(Stored records)

# # #

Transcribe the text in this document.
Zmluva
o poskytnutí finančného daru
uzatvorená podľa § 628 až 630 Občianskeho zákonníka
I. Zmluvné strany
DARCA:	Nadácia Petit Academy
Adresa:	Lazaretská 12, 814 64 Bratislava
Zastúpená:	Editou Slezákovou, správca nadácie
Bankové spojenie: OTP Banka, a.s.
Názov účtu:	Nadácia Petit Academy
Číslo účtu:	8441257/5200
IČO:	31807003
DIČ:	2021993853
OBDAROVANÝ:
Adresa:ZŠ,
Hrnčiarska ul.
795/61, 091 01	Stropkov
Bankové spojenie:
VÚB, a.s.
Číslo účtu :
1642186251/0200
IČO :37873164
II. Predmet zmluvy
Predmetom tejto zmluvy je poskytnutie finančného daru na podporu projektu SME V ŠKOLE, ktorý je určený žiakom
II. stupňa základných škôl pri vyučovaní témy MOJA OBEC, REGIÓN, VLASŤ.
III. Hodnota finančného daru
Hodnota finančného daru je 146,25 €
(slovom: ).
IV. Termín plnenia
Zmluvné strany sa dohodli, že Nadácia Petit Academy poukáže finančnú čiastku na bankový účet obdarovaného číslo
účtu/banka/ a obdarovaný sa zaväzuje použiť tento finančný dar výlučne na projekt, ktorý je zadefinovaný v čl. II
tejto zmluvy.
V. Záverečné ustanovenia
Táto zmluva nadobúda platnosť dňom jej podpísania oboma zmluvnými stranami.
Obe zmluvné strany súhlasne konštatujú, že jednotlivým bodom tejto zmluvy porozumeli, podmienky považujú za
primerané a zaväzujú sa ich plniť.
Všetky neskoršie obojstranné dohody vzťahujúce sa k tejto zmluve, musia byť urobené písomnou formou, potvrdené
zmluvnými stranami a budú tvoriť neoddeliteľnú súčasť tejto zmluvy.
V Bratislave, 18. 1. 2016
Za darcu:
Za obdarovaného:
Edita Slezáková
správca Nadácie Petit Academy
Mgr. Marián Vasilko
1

# # #

#### [Directions for this task]
Repeat the preceding lines exactly, please, every one of them.

#### [Exercise response]
Transcribe the text in this document.
Zmluva
o poskytnutí finančného daru
uzatvorená podľa § 628 až 630 Občianskeho zákonníka
I. Zmluvné strany
DARCA:	Nadácia Petit Academy
Adresa:	Lazaretská 12, 814 64 Bratislava
Zastúpená:	Editou Slezákovou, správca nadácie
Bankové spojenie: OTP Banka, a.s.
Názov účtu:	Nadácia Petit Academy
Číslo účtu:	8441257/5200
IČO:	31807003
DIČ:	2021993853
OBDAROVANÝ:
Adresa:ZŠ,
Hrnčiarska ul.
795/61, 091 01	Stropkov
Bankové spojenie:
VÚB, a.s.
Číslo účtu :
1642186251/0200
IČO :37873164
II. Predmet zmluvy
Predmetom tejto zmluvy je poskytnutie finančného daru na podporu projektu SME V ŠKOLE, ktorý je určený žiakom
II. stupňa základných škôl pri vyučovaní témy MOJA OBEC, REGIÓN, VLASŤ.
III. Hodnota finančného daru
Hodnota finančného daru je 146,25 €
(slovom: ).
IV. Termín plnenia
Zmluvné strany sa dohodli, že Nadácia Petit Academy poukáže finančnú čiastku na bankový účet obdarovaného číslo
účtu/banka/ a obdarovaný sa zaväzuje použiť tento finančný dar výlučne na projekt, ktorý je zadefinovaný v čl. II
tejto zmluvy.
V. Záverečné ustanovenia
Táto zmluva nadobúda platnosť dňom jej podpísania oboma zmluvnými stranami.
Obe zmluvné strany súhlasne konštatujú, že jednotlivým bodom tejto zmluvy porozumeli, podmienky považujú za
primerané a zaväzujú sa ich plniť.
Všetky neskoršie obojstranné dohody vzťahujúce sa k tejto zmluve, musia byť urobené písomnou formou, potvrdené
zmluvnými stranami a budú tvoriť neoddeliteľnú súčasť tejto zmluvy.
V Bratislave, 18. 1. 2016
Za darcu:
Za obdarovaného:
Edita Slezáková
správca Nadácie Petit Academy
Mgr. Marián Vasilko
1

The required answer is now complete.